(Given task) Comb through the entries for "JSON" and pull out each line that holds it.
## Start
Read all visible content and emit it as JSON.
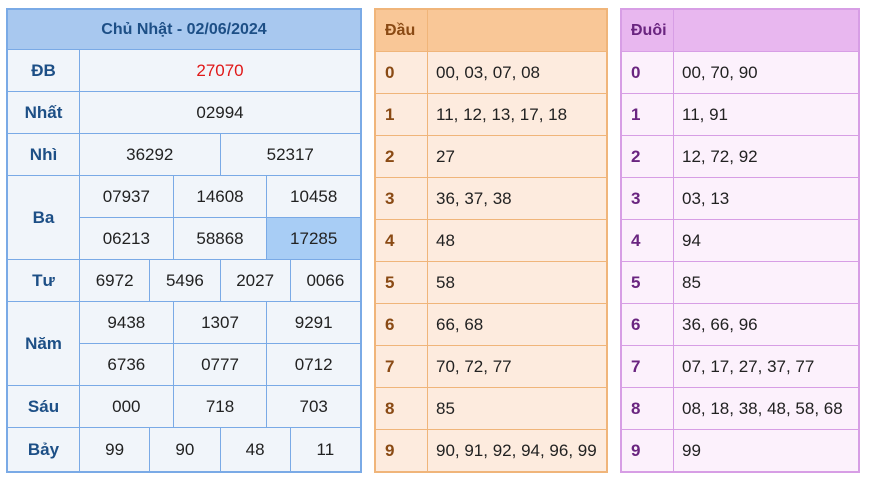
{
  "results": {
    "title": "Chủ Nhật - 02/06/2024",
    "prizes": [
      {
        "label": "ĐB",
        "rows": [
          [
            "27070"
          ]
        ]
      },
      {
        "label": "Nhất",
        "rows": [
          [
            "02994"
          ]
        ]
      },
      {
        "label": "Nhì",
        "rows": [
          [
            "36292",
            "52317"
          ]
        ]
      },
      {
        "label": "Ba",
        "rows": [
          [
            "07937",
            "14608",
            "10458"
          ],
          [
            "06213",
            "58868",
            "17285"
          ]
        ]
      },
      {
        "label": "Tư",
        "rows": [
          [
            "6972",
            "5496",
            "2027",
            "0066"
          ]
        ]
      },
      {
        "label": "Năm",
        "rows": [
          [
            "9438",
            "1307",
            "9291"
          ],
          [
            "6736",
            "0777",
            "0712"
          ]
        ]
      },
      {
        "label": "Sáu",
        "rows": [
          [
            "000",
            "718",
            "703"
          ]
        ]
      },
      {
        "label": "Bảy",
        "rows": [
          [
            "99",
            "90",
            "48",
            "11"
          ]
        ]
      }
    ],
    "special_color": "#e01818",
    "highlight_color": "#a8cdf5"
  },
  "dau": {
    "title": "Đầu",
    "rows": [
      {
        "k": "0",
        "v": "00, 03, 07, 08"
      },
      {
        "k": "1",
        "v": "11, 12, 13, 17, 18"
      },
      {
        "k": "2",
        "v": "27"
      },
      {
        "k": "3",
        "v": "36, 37, 38"
      },
      {
        "k": "4",
        "v": "48"
      },
      {
        "k": "5",
        "v": "58"
      },
      {
        "k": "6",
        "v": "66, 68"
      },
      {
        "k": "7",
        "v": "70, 72, 77"
      },
      {
        "k": "8",
        "v": "85"
      },
      {
        "k": "9",
        "v": "90, 91, 92, 94, 96, 99"
      }
    ]
  },
  "duoi": {
    "title": "Đuôi",
    "rows": [
      {
        "k": "0",
        "v": "00, 70, 90"
      },
      {
        "k": "1",
        "v": "11, 91"
      },
      {
        "k": "2",
        "v": "12, 72, 92"
      },
      {
        "k": "3",
        "v": "03, 13"
      },
      {
        "k": "4",
        "v": "94"
      },
      {
        "k": "5",
        "v": "85"
      },
      {
        "k": "6",
        "v": "36, 66, 96"
      },
      {
        "k": "7",
        "v": "07, 17, 27, 37, 77"
      },
      {
        "k": "8",
        "v": "08, 18, 38, 48, 58, 68"
      },
      {
        "k": "9",
        "v": "99"
      }
    ]
  }
}
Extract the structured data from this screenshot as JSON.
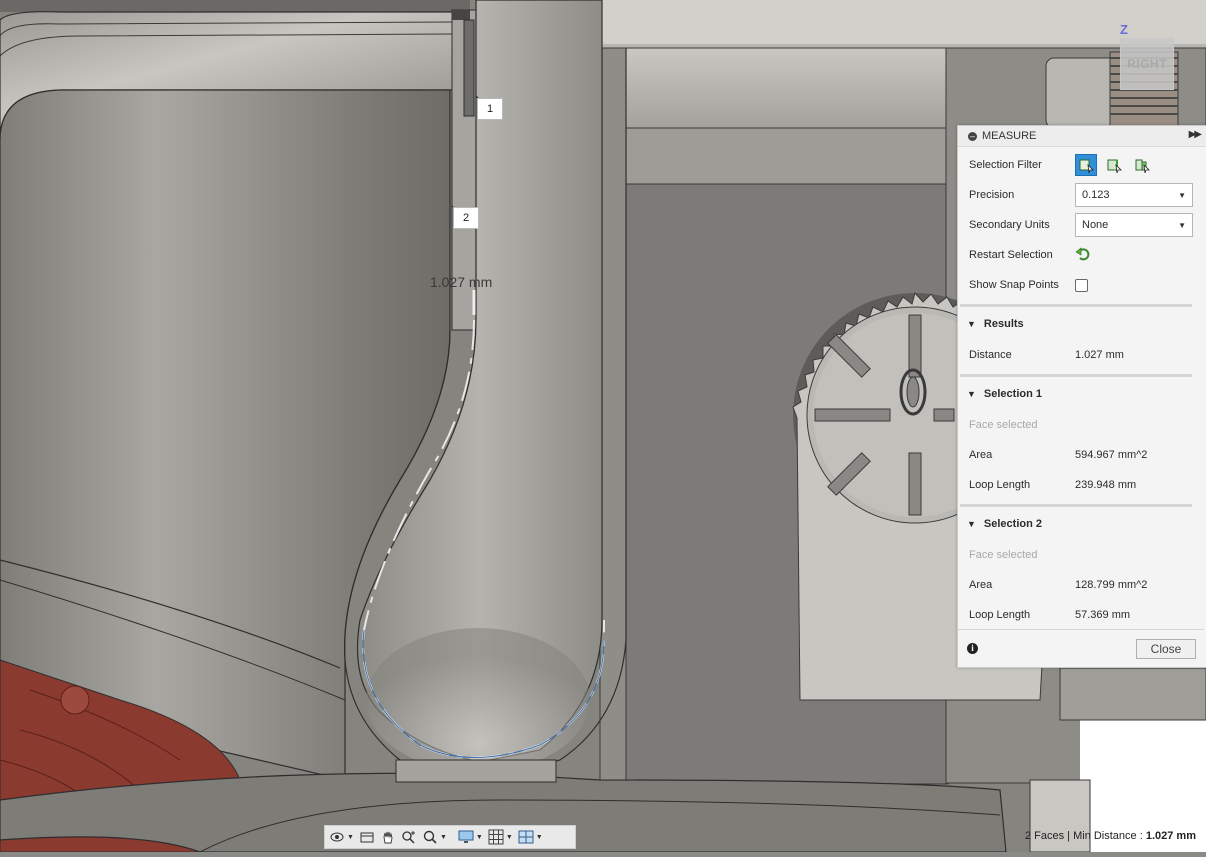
{
  "viewport": {
    "callouts": [
      "1",
      "2"
    ],
    "dimension_label": "1.027 mm",
    "viewcube": {
      "axis": "Z",
      "face": "RIGHT"
    }
  },
  "measure": {
    "title": "MEASURE",
    "selection_filter_label": "Selection Filter",
    "precision_label": "Precision",
    "precision_value": "0.123",
    "secondary_units_label": "Secondary Units",
    "secondary_units_value": "None",
    "restart_selection_label": "Restart Selection",
    "show_snap_points_label": "Show Snap Points",
    "show_snap_points_checked": false,
    "results": {
      "heading": "Results",
      "distance_label": "Distance",
      "distance_value": "1.027 mm"
    },
    "selection1": {
      "heading": "Selection 1",
      "status": "Face selected",
      "area_label": "Area",
      "area_value": "594.967 mm^2",
      "loop_label": "Loop Length",
      "loop_value": "239.948 mm"
    },
    "selection2": {
      "heading": "Selection 2",
      "status": "Face selected",
      "area_label": "Area",
      "area_value": "128.799 mm^2",
      "loop_label": "Loop Length",
      "loop_value": "57.369 mm"
    },
    "close_label": "Close"
  },
  "status_bar": {
    "prefix": "2 Faces | Min Distance : ",
    "value": "1.027 mm"
  },
  "colors": {
    "accent": "#2f8fd9",
    "red_part": "#8b3a30"
  }
}
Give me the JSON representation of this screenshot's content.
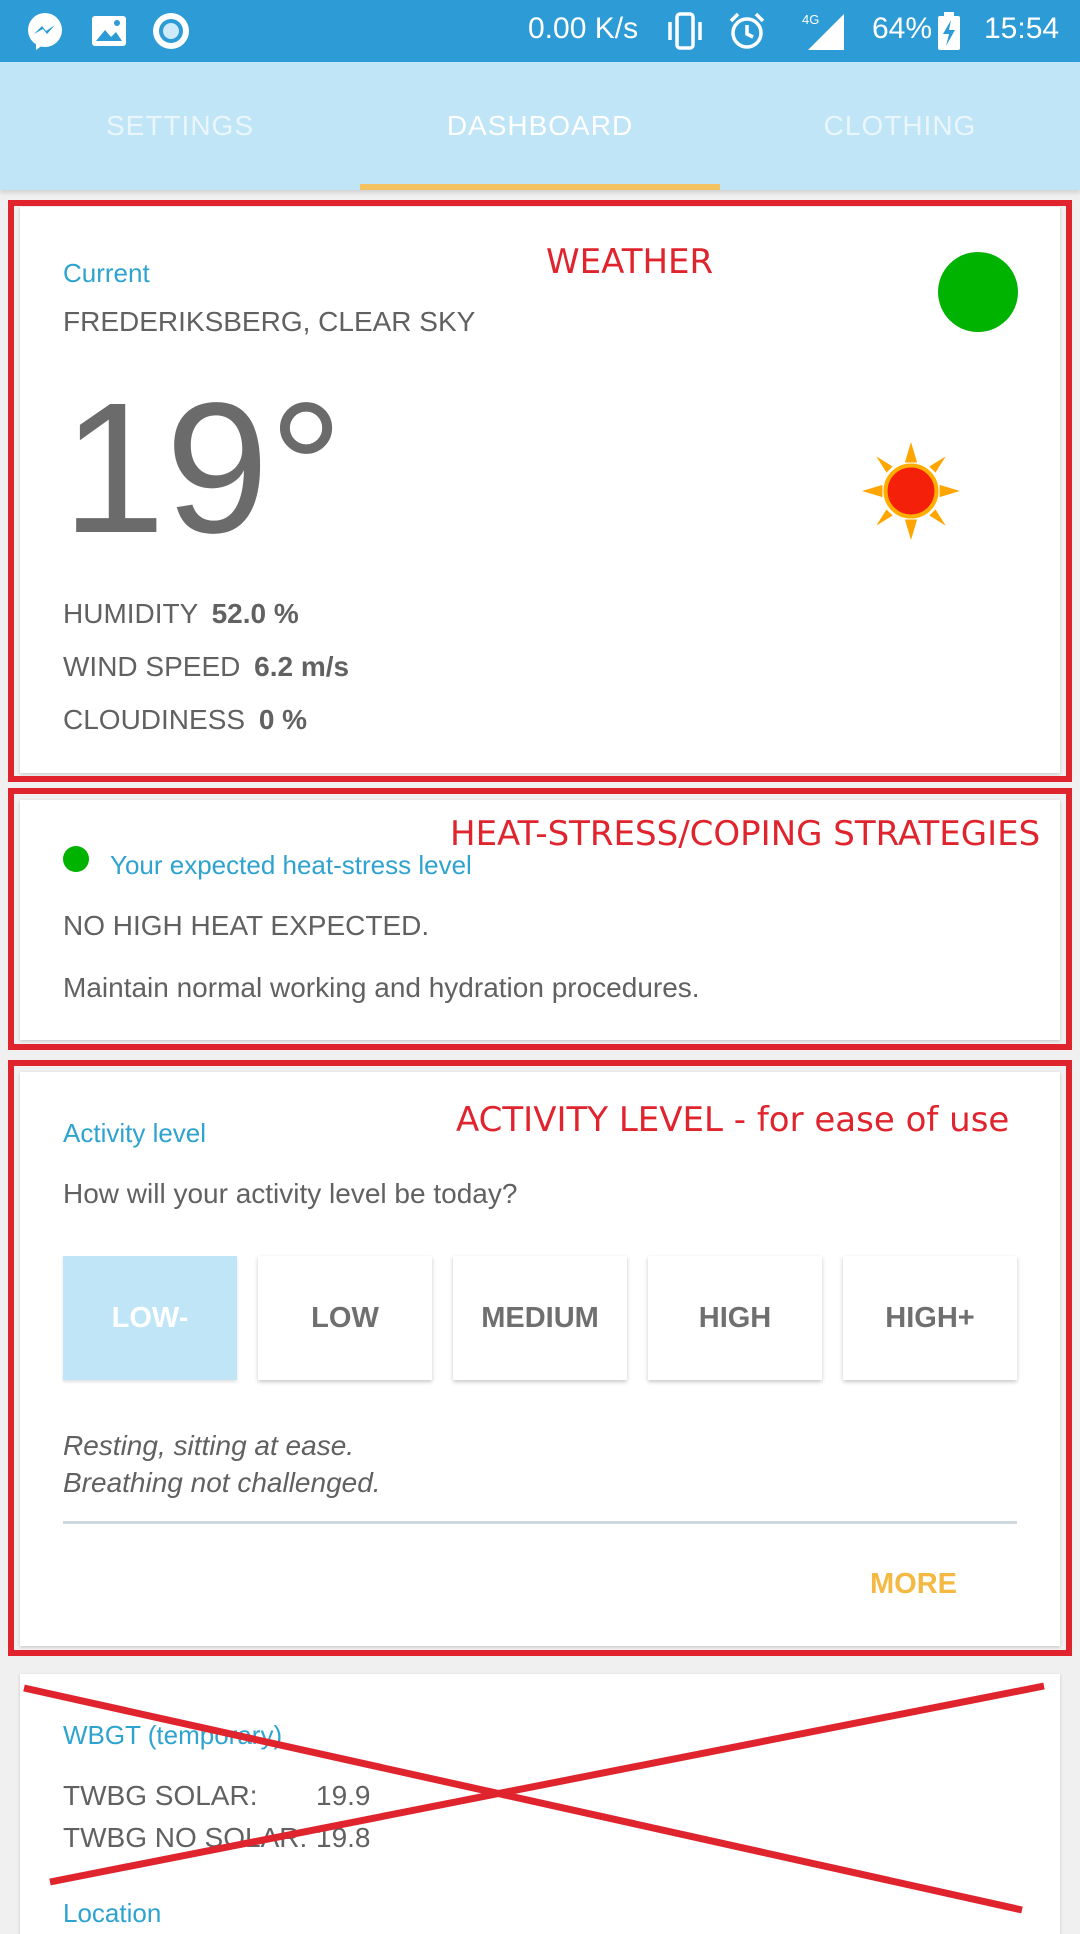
{
  "status_bar": {
    "network_speed": "0.00 K/s",
    "network_type": "4G",
    "battery": "64%",
    "time": "15:54",
    "icons": [
      "messenger-icon",
      "gallery-icon",
      "app-circle-icon",
      "vibrate-icon",
      "alarm-icon",
      "signal-icon",
      "battery-charging-icon"
    ]
  },
  "tabs": [
    {
      "label": "SETTINGS",
      "active": false
    },
    {
      "label": "DASHBOARD",
      "active": true
    },
    {
      "label": "CLOTHING",
      "active": false
    }
  ],
  "annotations": {
    "weather": "WEATHER",
    "heat_stress": "HEAT-STRESS/COPING STRATEGIES",
    "activity": "ACTIVITY LEVEL - for ease of use"
  },
  "weather": {
    "section_label": "Current",
    "location": "FREDERIKSBERG, CLEAR SKY",
    "temperature": "19°",
    "condition_icon": "sun-icon",
    "status_color": "#00b300",
    "humidity_label": "HUMIDITY",
    "humidity_value": "52.0 %",
    "wind_label": "WIND SPEED",
    "wind_value": "6.2 m/s",
    "cloud_label": "CLOUDINESS",
    "cloud_value": "0 %"
  },
  "heat_stress": {
    "section_label": "Your expected heat-stress level",
    "level_color": "#00b300",
    "headline": "NO HIGH HEAT EXPECTED.",
    "advice": "Maintain normal working and hydration procedures."
  },
  "activity": {
    "section_label": "Activity level",
    "question": "How will your activity level be today?",
    "options": [
      "LOW-",
      "LOW",
      "MEDIUM",
      "HIGH",
      "HIGH+"
    ],
    "selected": "LOW-",
    "description_line1": "Resting, sitting at ease.",
    "description_line2": "Breathing not challenged.",
    "more_label": "MORE"
  },
  "wbgt": {
    "section_label": "WBGT (temporary)",
    "solar_label": "TWBG SOLAR:",
    "solar_value": "19.9",
    "no_solar_label": "TWBG NO SOLAR:",
    "no_solar_value": "19.8",
    "next_label": "Location"
  },
  "colors": {
    "status_bar": "#2d9bd6",
    "tab_bar": "#bfe5f7",
    "tab_indicator": "#f4c261",
    "accent_blue": "#2fa3cf",
    "annotation_red": "#e0242e",
    "more_orange": "#f4b942"
  }
}
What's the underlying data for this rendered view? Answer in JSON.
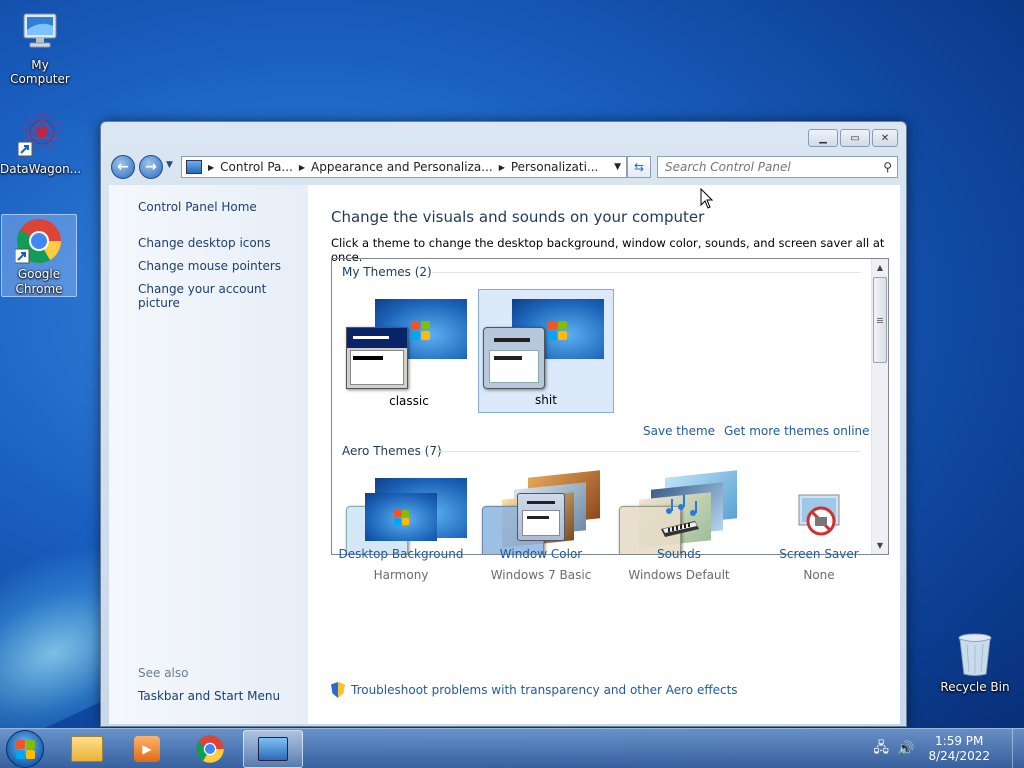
{
  "desktop": {
    "icons": [
      {
        "label": "My Computer"
      },
      {
        "label": "DataWagon..."
      },
      {
        "label": "Google Chrome"
      },
      {
        "label": "Recycle Bin"
      }
    ]
  },
  "window": {
    "address": {
      "seg1": "Control Pa...",
      "seg2": "Appearance and Personaliza...",
      "seg3": "Personalizati..."
    },
    "search_placeholder": "Search Control Panel",
    "left_pane": {
      "home": "Control Panel Home",
      "links": [
        "Change desktop icons",
        "Change mouse pointers",
        "Change your account picture"
      ],
      "see_also_heading": "See also",
      "see_also_link": "Taskbar and Start Menu"
    },
    "heading": "Change the visuals and sounds on your computer",
    "description": "Click a theme to change the desktop background, window color, sounds, and screen saver all at once.",
    "my_themes_heading": "My Themes (2)",
    "my_themes": [
      {
        "name": "classic"
      },
      {
        "name": "shit"
      }
    ],
    "save_theme": "Save theme",
    "get_more": "Get more themes online",
    "aero_heading": "Aero Themes (7)",
    "bottom": [
      {
        "label": "Desktop Background",
        "value": "Harmony",
        "icon": "desktop-background-icon"
      },
      {
        "label": "Window Color",
        "value": "Windows 7 Basic",
        "icon": "window-color-icon"
      },
      {
        "label": "Sounds",
        "value": "Windows Default",
        "icon": "sounds-icon"
      },
      {
        "label": "Screen Saver",
        "value": "None",
        "icon": "screen-saver-icon"
      }
    ],
    "troubleshoot": "Troubleshoot problems with transparency and other Aero effects",
    "help_glyph": "?"
  },
  "taskbar": {
    "time": "1:59 PM",
    "date": "8/24/2022"
  },
  "colors": {
    "link": "#1e5a9e",
    "heading": "#1e395b",
    "selection": "#dbe9fa"
  }
}
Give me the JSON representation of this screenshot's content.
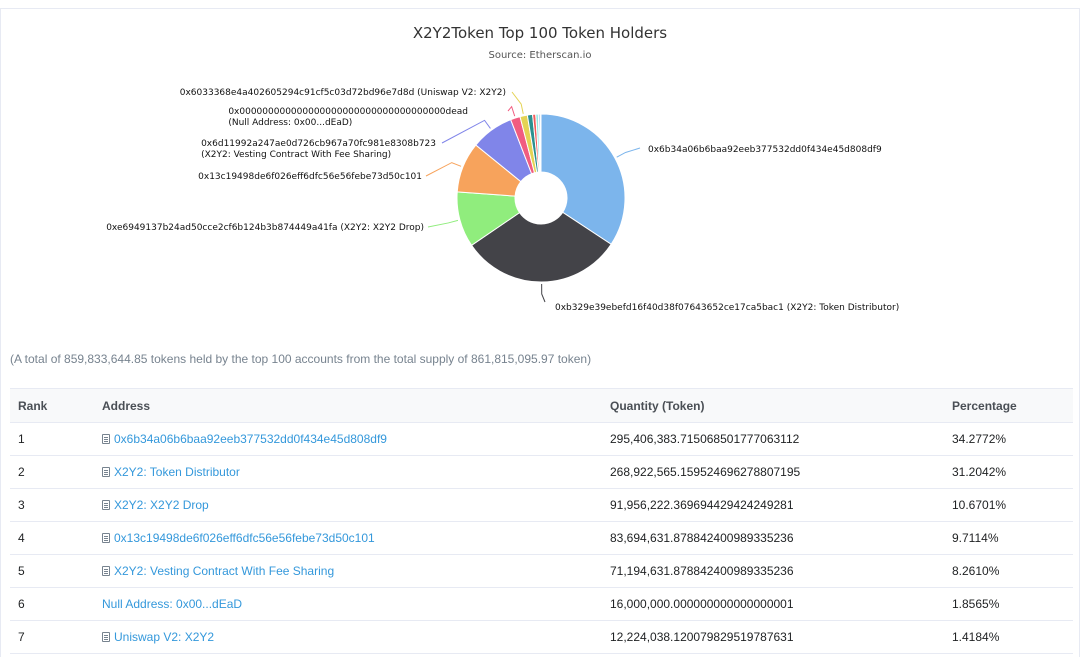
## End
(Full answer)
Read all visible content and emit it as JSON.
Extract the structured data from this screenshot as JSON.
Give me the JSON representation of this screenshot's content.
What's the underlying data for this rendered view? Answer in JSON.
Give me the JSON representation of this screenshot's content.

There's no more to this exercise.